WHAT THE TASK ASKS: Update the listing below so that every "Text" reads "Label". Change nothing else, and leave out the pictures.

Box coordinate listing
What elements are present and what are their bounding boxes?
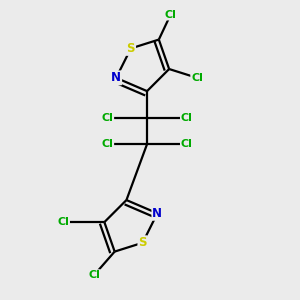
Text: Cl: Cl <box>101 139 113 149</box>
Text: Cl: Cl <box>57 217 69 227</box>
Text: Cl: Cl <box>181 112 193 123</box>
Text: Cl: Cl <box>191 73 203 83</box>
Text: N: N <box>111 71 121 84</box>
Text: Cl: Cl <box>88 270 100 280</box>
Text: S: S <box>127 42 135 55</box>
Text: Cl: Cl <box>101 112 113 123</box>
Text: Cl: Cl <box>181 139 193 149</box>
Text: N: N <box>152 207 162 220</box>
Text: S: S <box>138 236 147 249</box>
Text: Cl: Cl <box>165 10 176 20</box>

EXPECTED OUTPUT:
What elements are present and what are their bounding boxes?
Label: Cl: Cl <box>101 139 113 149</box>
Label: Cl: Cl <box>57 217 69 227</box>
Label: Cl: Cl <box>181 112 193 123</box>
Label: Cl: Cl <box>191 73 203 83</box>
Label: N: N <box>111 71 121 84</box>
Label: Cl: Cl <box>88 270 100 280</box>
Label: S: S <box>127 42 135 55</box>
Label: Cl: Cl <box>101 112 113 123</box>
Label: Cl: Cl <box>181 139 193 149</box>
Label: N: N <box>152 207 162 220</box>
Label: S: S <box>138 236 147 249</box>
Label: Cl: Cl <box>165 10 176 20</box>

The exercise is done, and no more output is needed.